Raw data:
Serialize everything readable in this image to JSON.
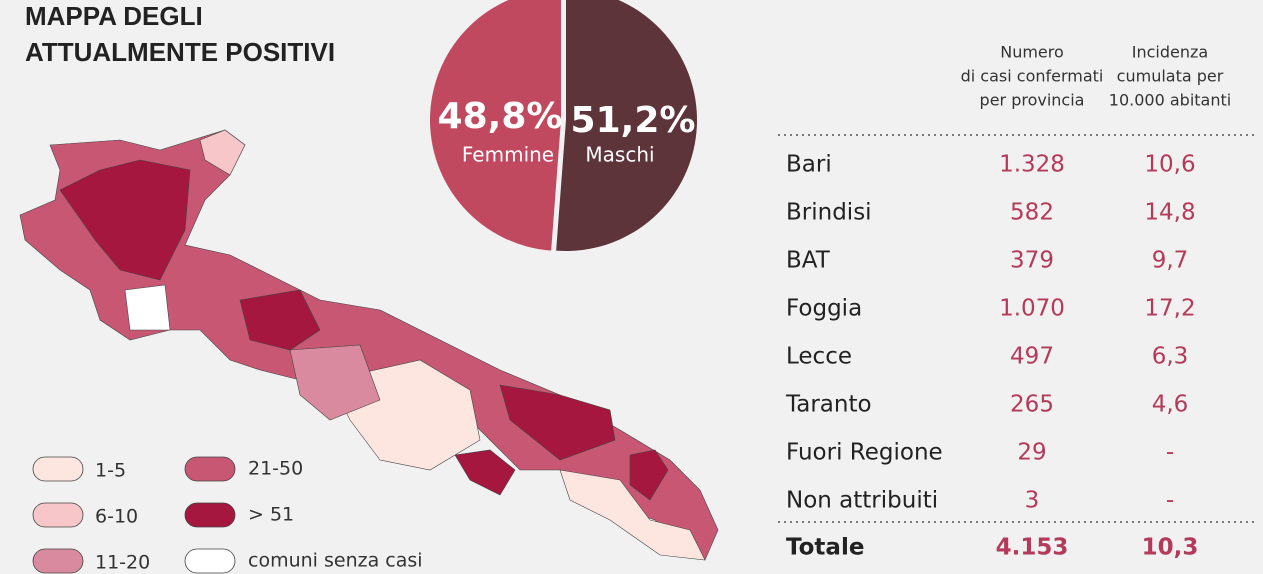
{
  "header": {
    "title_line_1": "MAPPA DEGLI",
    "title_line_2": "ATTUALMENTE POSITIVI"
  },
  "chart_data": {
    "type": "pie",
    "categories": [
      "Femmine",
      "Maschi"
    ],
    "values": [
      48.8,
      51.2
    ],
    "value_labels": [
      "48,8%",
      "51,2%"
    ],
    "colors": [
      "#c0485f",
      "#5c343a"
    ]
  },
  "legend": {
    "items": [
      {
        "label": "1-5",
        "color": "#fde6e0"
      },
      {
        "label": "6-10",
        "color": "#f6c6c8"
      },
      {
        "label": "11-20",
        "color": "#d98a9e"
      },
      {
        "label": "21-50",
        "color": "#c85774"
      },
      {
        "label": "> 51",
        "color": "#a5173e"
      },
      {
        "label": "comuni senza casi",
        "color": "#ffffff"
      }
    ]
  },
  "table": {
    "headers": [
      [
        "Numero",
        "di casi confermati",
        "per provincia"
      ],
      [
        "Incidenza",
        "cumulata per",
        "10.000 abitanti"
      ]
    ],
    "rows": [
      [
        "Bari",
        "1.328",
        "10,6"
      ],
      [
        "Brindisi",
        "582",
        "14,8"
      ],
      [
        "BAT",
        "379",
        "9,7"
      ],
      [
        "Foggia",
        "1.070",
        "17,2"
      ],
      [
        "Lecce",
        "497",
        "6,3"
      ],
      [
        "Taranto",
        "265",
        "4,6"
      ],
      [
        "Fuori Regione",
        "29",
        "-"
      ],
      [
        "Non attribuiti",
        "3",
        "-"
      ]
    ],
    "total": [
      "Totale",
      "4.153",
      "10,3"
    ]
  }
}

Problem description:
Find the lines that include the string "casi", then copy each of them.

Solution:
        "label": "comuni senza casi",
        "di casi confermati",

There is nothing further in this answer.